**Aim:** Word for word, quote all of the material, omitting the pictures.
◆ ◆ ◆ ◆
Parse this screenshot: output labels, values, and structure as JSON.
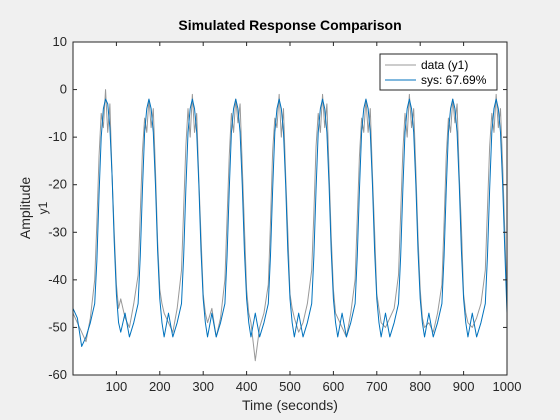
{
  "chart_data": {
    "type": "line",
    "title": "Simulated Response Comparison",
    "xlabel": "Time (seconds)",
    "ylabel": "Amplitude",
    "ylabel_sub": "y1",
    "xlim": [
      0,
      1000
    ],
    "ylim": [
      -60,
      10
    ],
    "xticks": [
      100,
      200,
      300,
      400,
      500,
      600,
      700,
      800,
      900,
      1000
    ],
    "yticks": [
      -60,
      -50,
      -40,
      -30,
      -20,
      -10,
      0,
      10
    ],
    "legend_position": "top-right",
    "grid": false,
    "series": [
      {
        "name": "data (y1)",
        "color": "#999999",
        "x": [
          0,
          10,
          20,
          30,
          40,
          50,
          55,
          60,
          65,
          70,
          75,
          80,
          85,
          90,
          95,
          100,
          105,
          110,
          120,
          130,
          140,
          150,
          155,
          160,
          165,
          170,
          175,
          180,
          185,
          190,
          195,
          200,
          205,
          210,
          220,
          230,
          240,
          250,
          255,
          260,
          265,
          270,
          275,
          280,
          285,
          290,
          295,
          300,
          305,
          310,
          320,
          330,
          340,
          350,
          355,
          360,
          365,
          370,
          375,
          380,
          385,
          390,
          395,
          400,
          405,
          410,
          420,
          430,
          440,
          450,
          455,
          460,
          465,
          470,
          475,
          480,
          485,
          490,
          495,
          500,
          505,
          510,
          520,
          530,
          540,
          550,
          555,
          560,
          565,
          570,
          575,
          580,
          585,
          590,
          595,
          600,
          605,
          610,
          620,
          630,
          640,
          650,
          655,
          660,
          665,
          670,
          675,
          680,
          685,
          690,
          695,
          700,
          705,
          710,
          720,
          730,
          740,
          750,
          755,
          760,
          765,
          770,
          775,
          780,
          785,
          790,
          795,
          800,
          805,
          810,
          820,
          830,
          840,
          850,
          855,
          860,
          865,
          870,
          875,
          880,
          885,
          890,
          895,
          900,
          905,
          910,
          920,
          930,
          940,
          950,
          955,
          960,
          965,
          970,
          975,
          980,
          985,
          990,
          995,
          1000
        ],
        "y": [
          -47,
          -49,
          -51,
          -53,
          -48,
          -40,
          -28,
          -14,
          -5,
          -8,
          0,
          -9,
          -3,
          -18,
          -30,
          -41,
          -46,
          -44,
          -48,
          -50,
          -45,
          -39,
          -26,
          -13,
          -6,
          -9,
          -2,
          -8,
          -4,
          -17,
          -32,
          -42,
          -45,
          -47,
          -49,
          -51,
          -46,
          -38,
          -25,
          -12,
          -4,
          -10,
          -1,
          -9,
          -5,
          -19,
          -31,
          -43,
          -47,
          -49,
          -46,
          -52,
          -48,
          -40,
          -27,
          -14,
          -5,
          -9,
          -2,
          -7,
          -3,
          -16,
          -29,
          -42,
          -47,
          -49,
          -57,
          -50,
          -47,
          -41,
          -28,
          -13,
          -6,
          -8,
          -1,
          -10,
          -4,
          -18,
          -30,
          -43,
          -46,
          -48,
          -51,
          -49,
          -45,
          -38,
          -26,
          -12,
          -5,
          -9,
          -1,
          -8,
          -3,
          -17,
          -31,
          -42,
          -47,
          -48,
          -50,
          -52,
          -47,
          -40,
          -27,
          -14,
          -6,
          -9,
          -2,
          -9,
          -4,
          -18,
          -30,
          -43,
          -46,
          -49,
          -50,
          -48,
          -46,
          -39,
          -26,
          -13,
          -5,
          -10,
          -1,
          -8,
          -4,
          -17,
          -31,
          -42,
          -48,
          -50,
          -49,
          -51,
          -47,
          -41,
          -28,
          -14,
          -6,
          -9,
          -2,
          -7,
          -3,
          -18,
          -29,
          -43,
          -47,
          -49,
          -50,
          -48,
          -45,
          -38,
          -25,
          -12,
          -5,
          -9,
          -1,
          -8,
          -4,
          -16,
          -30,
          -45
        ]
      },
      {
        "name": "sys: 67.69%",
        "color": "#0072bd",
        "x": [
          0,
          10,
          20,
          30,
          40,
          50,
          55,
          60,
          65,
          70,
          75,
          80,
          85,
          90,
          95,
          100,
          105,
          110,
          120,
          130,
          140,
          150,
          155,
          160,
          165,
          170,
          175,
          180,
          185,
          190,
          195,
          200,
          205,
          210,
          220,
          230,
          240,
          250,
          255,
          260,
          265,
          270,
          275,
          280,
          285,
          290,
          295,
          300,
          305,
          310,
          320,
          330,
          340,
          350,
          355,
          360,
          365,
          370,
          375,
          380,
          385,
          390,
          395,
          400,
          405,
          410,
          420,
          430,
          440,
          450,
          455,
          460,
          465,
          470,
          475,
          480,
          485,
          490,
          495,
          500,
          505,
          510,
          520,
          530,
          540,
          550,
          555,
          560,
          565,
          570,
          575,
          580,
          585,
          590,
          595,
          600,
          605,
          610,
          620,
          630,
          640,
          650,
          655,
          660,
          665,
          670,
          675,
          680,
          685,
          690,
          695,
          700,
          705,
          710,
          720,
          730,
          740,
          750,
          755,
          760,
          765,
          770,
          775,
          780,
          785,
          790,
          795,
          800,
          805,
          810,
          820,
          830,
          840,
          850,
          855,
          860,
          865,
          870,
          875,
          880,
          885,
          890,
          895,
          900,
          905,
          910,
          920,
          930,
          940,
          950,
          955,
          960,
          965,
          970,
          975,
          980,
          985,
          990,
          995,
          1000
        ],
        "y": [
          -46,
          -48,
          -54,
          -52,
          -49,
          -45,
          -36,
          -22,
          -10,
          -4,
          -2,
          -3,
          -8,
          -18,
          -32,
          -43,
          -49,
          -51,
          -47,
          -52,
          -49,
          -45,
          -35,
          -21,
          -9,
          -4,
          -2,
          -4,
          -9,
          -20,
          -34,
          -44,
          -49,
          -52,
          -47,
          -52,
          -49,
          -45,
          -35,
          -21,
          -9,
          -4,
          -2,
          -4,
          -9,
          -20,
          -34,
          -44,
          -49,
          -52,
          -47,
          -52,
          -49,
          -45,
          -35,
          -21,
          -9,
          -4,
          -2,
          -4,
          -9,
          -20,
          -34,
          -44,
          -49,
          -52,
          -47,
          -52,
          -49,
          -45,
          -35,
          -21,
          -9,
          -4,
          -2,
          -4,
          -9,
          -20,
          -34,
          -44,
          -49,
          -52,
          -47,
          -52,
          -49,
          -45,
          -35,
          -21,
          -9,
          -4,
          -2,
          -4,
          -9,
          -20,
          -34,
          -44,
          -49,
          -52,
          -47,
          -52,
          -49,
          -45,
          -35,
          -21,
          -9,
          -4,
          -2,
          -4,
          -9,
          -20,
          -34,
          -44,
          -49,
          -52,
          -47,
          -52,
          -49,
          -45,
          -35,
          -21,
          -9,
          -4,
          -2,
          -4,
          -9,
          -20,
          -34,
          -44,
          -49,
          -52,
          -47,
          -52,
          -49,
          -45,
          -35,
          -21,
          -9,
          -4,
          -2,
          -4,
          -9,
          -20,
          -34,
          -44,
          -49,
          -52,
          -47,
          -52,
          -49,
          -45,
          -35,
          -21,
          -9,
          -4,
          -2,
          -4,
          -9,
          -20,
          -34,
          -47
        ]
      }
    ]
  }
}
◆ ◆ ◆ ◆
**Answer to this task:**
Parse this screenshot: output labels, values, and structure as JSON.
{
  "chart_data": {
    "type": "line",
    "title": "Simulated Response Comparison",
    "xlabel": "Time (seconds)",
    "ylabel": "Amplitude",
    "ylabel_sub": "y1",
    "xlim": [
      0,
      1000
    ],
    "ylim": [
      -60,
      10
    ],
    "xticks": [
      100,
      200,
      300,
      400,
      500,
      600,
      700,
      800,
      900,
      1000
    ],
    "yticks": [
      -60,
      -50,
      -40,
      -30,
      -20,
      -10,
      0,
      10
    ],
    "legend_position": "top-right",
    "grid": false,
    "series": [
      {
        "name": "data (y1)",
        "color": "#999999",
        "x": [
          0,
          10,
          20,
          30,
          40,
          50,
          55,
          60,
          65,
          70,
          75,
          80,
          85,
          90,
          95,
          100,
          105,
          110,
          120,
          130,
          140,
          150,
          155,
          160,
          165,
          170,
          175,
          180,
          185,
          190,
          195,
          200,
          205,
          210,
          220,
          230,
          240,
          250,
          255,
          260,
          265,
          270,
          275,
          280,
          285,
          290,
          295,
          300,
          305,
          310,
          320,
          330,
          340,
          350,
          355,
          360,
          365,
          370,
          375,
          380,
          385,
          390,
          395,
          400,
          405,
          410,
          420,
          430,
          440,
          450,
          455,
          460,
          465,
          470,
          475,
          480,
          485,
          490,
          495,
          500,
          505,
          510,
          520,
          530,
          540,
          550,
          555,
          560,
          565,
          570,
          575,
          580,
          585,
          590,
          595,
          600,
          605,
          610,
          620,
          630,
          640,
          650,
          655,
          660,
          665,
          670,
          675,
          680,
          685,
          690,
          695,
          700,
          705,
          710,
          720,
          730,
          740,
          750,
          755,
          760,
          765,
          770,
          775,
          780,
          785,
          790,
          795,
          800,
          805,
          810,
          820,
          830,
          840,
          850,
          855,
          860,
          865,
          870,
          875,
          880,
          885,
          890,
          895,
          900,
          905,
          910,
          920,
          930,
          940,
          950,
          955,
          960,
          965,
          970,
          975,
          980,
          985,
          990,
          995,
          1000
        ],
        "y": [
          -47,
          -49,
          -51,
          -53,
          -48,
          -40,
          -28,
          -14,
          -5,
          -8,
          0,
          -9,
          -3,
          -18,
          -30,
          -41,
          -46,
          -44,
          -48,
          -50,
          -45,
          -39,
          -26,
          -13,
          -6,
          -9,
          -2,
          -8,
          -4,
          -17,
          -32,
          -42,
          -45,
          -47,
          -49,
          -51,
          -46,
          -38,
          -25,
          -12,
          -4,
          -10,
          -1,
          -9,
          -5,
          -19,
          -31,
          -43,
          -47,
          -49,
          -46,
          -52,
          -48,
          -40,
          -27,
          -14,
          -5,
          -9,
          -2,
          -7,
          -3,
          -16,
          -29,
          -42,
          -47,
          -49,
          -57,
          -50,
          -47,
          -41,
          -28,
          -13,
          -6,
          -8,
          -1,
          -10,
          -4,
          -18,
          -30,
          -43,
          -46,
          -48,
          -51,
          -49,
          -45,
          -38,
          -26,
          -12,
          -5,
          -9,
          -1,
          -8,
          -3,
          -17,
          -31,
          -42,
          -47,
          -48,
          -50,
          -52,
          -47,
          -40,
          -27,
          -14,
          -6,
          -9,
          -2,
          -9,
          -4,
          -18,
          -30,
          -43,
          -46,
          -49,
          -50,
          -48,
          -46,
          -39,
          -26,
          -13,
          -5,
          -10,
          -1,
          -8,
          -4,
          -17,
          -31,
          -42,
          -48,
          -50,
          -49,
          -51,
          -47,
          -41,
          -28,
          -14,
          -6,
          -9,
          -2,
          -7,
          -3,
          -18,
          -29,
          -43,
          -47,
          -49,
          -50,
          -48,
          -45,
          -38,
          -25,
          -12,
          -5,
          -9,
          -1,
          -8,
          -4,
          -16,
          -30,
          -45
        ]
      },
      {
        "name": "sys: 67.69%",
        "color": "#0072bd",
        "x": [
          0,
          10,
          20,
          30,
          40,
          50,
          55,
          60,
          65,
          70,
          75,
          80,
          85,
          90,
          95,
          100,
          105,
          110,
          120,
          130,
          140,
          150,
          155,
          160,
          165,
          170,
          175,
          180,
          185,
          190,
          195,
          200,
          205,
          210,
          220,
          230,
          240,
          250,
          255,
          260,
          265,
          270,
          275,
          280,
          285,
          290,
          295,
          300,
          305,
          310,
          320,
          330,
          340,
          350,
          355,
          360,
          365,
          370,
          375,
          380,
          385,
          390,
          395,
          400,
          405,
          410,
          420,
          430,
          440,
          450,
          455,
          460,
          465,
          470,
          475,
          480,
          485,
          490,
          495,
          500,
          505,
          510,
          520,
          530,
          540,
          550,
          555,
          560,
          565,
          570,
          575,
          580,
          585,
          590,
          595,
          600,
          605,
          610,
          620,
          630,
          640,
          650,
          655,
          660,
          665,
          670,
          675,
          680,
          685,
          690,
          695,
          700,
          705,
          710,
          720,
          730,
          740,
          750,
          755,
          760,
          765,
          770,
          775,
          780,
          785,
          790,
          795,
          800,
          805,
          810,
          820,
          830,
          840,
          850,
          855,
          860,
          865,
          870,
          875,
          880,
          885,
          890,
          895,
          900,
          905,
          910,
          920,
          930,
          940,
          950,
          955,
          960,
          965,
          970,
          975,
          980,
          985,
          990,
          995,
          1000
        ],
        "y": [
          -46,
          -48,
          -54,
          -52,
          -49,
          -45,
          -36,
          -22,
          -10,
          -4,
          -2,
          -3,
          -8,
          -18,
          -32,
          -43,
          -49,
          -51,
          -47,
          -52,
          -49,
          -45,
          -35,
          -21,
          -9,
          -4,
          -2,
          -4,
          -9,
          -20,
          -34,
          -44,
          -49,
          -52,
          -47,
          -52,
          -49,
          -45,
          -35,
          -21,
          -9,
          -4,
          -2,
          -4,
          -9,
          -20,
          -34,
          -44,
          -49,
          -52,
          -47,
          -52,
          -49,
          -45,
          -35,
          -21,
          -9,
          -4,
          -2,
          -4,
          -9,
          -20,
          -34,
          -44,
          -49,
          -52,
          -47,
          -52,
          -49,
          -45,
          -35,
          -21,
          -9,
          -4,
          -2,
          -4,
          -9,
          -20,
          -34,
          -44,
          -49,
          -52,
          -47,
          -52,
          -49,
          -45,
          -35,
          -21,
          -9,
          -4,
          -2,
          -4,
          -9,
          -20,
          -34,
          -44,
          -49,
          -52,
          -47,
          -52,
          -49,
          -45,
          -35,
          -21,
          -9,
          -4,
          -2,
          -4,
          -9,
          -20,
          -34,
          -44,
          -49,
          -52,
          -47,
          -52,
          -49,
          -45,
          -35,
          -21,
          -9,
          -4,
          -2,
          -4,
          -9,
          -20,
          -34,
          -44,
          -49,
          -52,
          -47,
          -52,
          -49,
          -45,
          -35,
          -21,
          -9,
          -4,
          -2,
          -4,
          -9,
          -20,
          -34,
          -44,
          -49,
          -52,
          -47,
          -52,
          -49,
          -45,
          -35,
          -21,
          -9,
          -4,
          -2,
          -4,
          -9,
          -20,
          -34,
          -47
        ]
      }
    ]
  }
}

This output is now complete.